• [Dataset]:

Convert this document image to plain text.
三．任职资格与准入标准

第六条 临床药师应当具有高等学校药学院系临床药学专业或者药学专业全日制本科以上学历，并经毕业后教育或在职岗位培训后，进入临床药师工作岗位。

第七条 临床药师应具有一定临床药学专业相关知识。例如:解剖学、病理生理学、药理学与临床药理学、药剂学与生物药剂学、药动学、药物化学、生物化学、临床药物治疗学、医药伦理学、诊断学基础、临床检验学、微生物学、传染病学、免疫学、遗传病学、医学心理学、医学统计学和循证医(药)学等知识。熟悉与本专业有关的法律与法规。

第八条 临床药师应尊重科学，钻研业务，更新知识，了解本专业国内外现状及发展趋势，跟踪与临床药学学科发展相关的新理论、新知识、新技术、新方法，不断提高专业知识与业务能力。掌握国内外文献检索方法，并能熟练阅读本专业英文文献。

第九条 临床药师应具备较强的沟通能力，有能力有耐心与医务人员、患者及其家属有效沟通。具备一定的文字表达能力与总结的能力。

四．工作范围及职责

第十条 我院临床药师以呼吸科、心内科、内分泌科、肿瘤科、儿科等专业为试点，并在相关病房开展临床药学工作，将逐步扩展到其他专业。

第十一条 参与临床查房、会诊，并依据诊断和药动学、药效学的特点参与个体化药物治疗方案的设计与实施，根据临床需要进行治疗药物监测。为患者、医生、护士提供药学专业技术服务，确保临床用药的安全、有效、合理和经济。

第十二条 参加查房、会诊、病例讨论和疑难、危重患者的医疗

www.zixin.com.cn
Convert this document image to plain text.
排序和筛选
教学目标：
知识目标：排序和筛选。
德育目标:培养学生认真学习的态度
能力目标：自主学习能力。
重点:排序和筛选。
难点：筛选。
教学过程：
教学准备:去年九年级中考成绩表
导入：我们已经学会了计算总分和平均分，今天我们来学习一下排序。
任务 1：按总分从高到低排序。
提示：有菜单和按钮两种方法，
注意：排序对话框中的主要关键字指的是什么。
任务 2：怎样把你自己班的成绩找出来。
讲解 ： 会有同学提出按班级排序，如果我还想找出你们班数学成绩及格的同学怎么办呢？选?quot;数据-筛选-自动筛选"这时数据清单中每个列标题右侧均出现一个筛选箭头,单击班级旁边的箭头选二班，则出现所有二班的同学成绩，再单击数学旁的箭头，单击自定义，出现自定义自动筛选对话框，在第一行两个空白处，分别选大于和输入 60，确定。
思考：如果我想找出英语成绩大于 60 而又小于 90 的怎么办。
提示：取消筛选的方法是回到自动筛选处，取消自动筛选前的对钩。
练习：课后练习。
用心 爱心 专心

• [Exercise aim]: Your task is to repeat the data exactly, with nothing left out.

• [Complete output]:
Convert this document image to plain text.
三．任职资格与准入标准

第六条 临床药师应当具有高等学校药学院系临床药学专业或者药学专业全日制本科以上学历，并经毕业后教育或在职岗位培训后，进入临床药师工作岗位。

第七条 临床药师应具有一定临床药学专业相关知识。例如:解剖学、病理生理学、药理学与临床药理学、药剂学与生物药剂学、药动学、药物化学、生物化学、临床药物治疗学、医药伦理学、诊断学基础、临床检验学、微生物学、传染病学、免疫学、遗传病学、医学心理学、医学统计学和循证医(药)学等知识。熟悉与本专业有关的法律与法规。

第八条 临床药师应尊重科学，钻研业务，更新知识，了解本专业国内外现状及发展趋势，跟踪与临床药学学科发展相关的新理论、新知识、新技术、新方法，不断提高专业知识与业务能力。掌握国内外文献检索方法，并能熟练阅读本专业英文文献。

第九条 临床药师应具备较强的沟通能力，有能力有耐心与医务人员、患者及其家属有效沟通。具备一定的文字表达能力与总结的能力。

四．工作范围及职责

第十条 我院临床药师以呼吸科、心内科、内分泌科、肿瘤科、儿科等专业为试点，并在相关病房开展临床药学工作，将逐步扩展到其他专业。

第十一条 参与临床查房、会诊，并依据诊断和药动学、药效学的特点参与个体化药物治疗方案的设计与实施，根据临床需要进行治疗药物监测。为患者、医生、护士提供药学专业技术服务，确保临床用药的安全、有效、合理和经济。

第十二条 参加查房、会诊、病例讨论和疑难、危重患者的医疗

www.zixin.com.cn
Convert this document image to plain text.
排序和筛选
教学目标：
知识目标：排序和筛选。
德育目标:培养学生认真学习的态度
能力目标：自主学习能力。
重点:排序和筛选。
难点：筛选。
教学过程：
教学准备:去年九年级中考成绩表
导入：我们已经学会了计算总分和平均分，今天我们来学习一下排序。
任务 1：按总分从高到低排序。
提示：有菜单和按钮两种方法，
注意：排序对话框中的主要关键字指的是什么。
任务 2：怎样把你自己班的成绩找出来。
讲解 ： 会有同学提出按班级排序，如果我还想找出你们班数学成绩及格的同学怎么办呢？选?quot;数据-筛选-自动筛选"这时数据清单中每个列标题右侧均出现一个筛选箭头,单击班级旁边的箭头选二班，则出现所有二班的同学成绩，再单击数学旁的箭头，单击自定义，出现自定义自动筛选对话框，在第一行两个空白处，分别选大于和输入 60，确定。
思考：如果我想找出英语成绩大于 60 而又小于 90 的怎么办。
提示：取消筛选的方法是回到自动筛选处，取消自动筛选前的对钩。
练习：课后练习。
用心 爱心 专心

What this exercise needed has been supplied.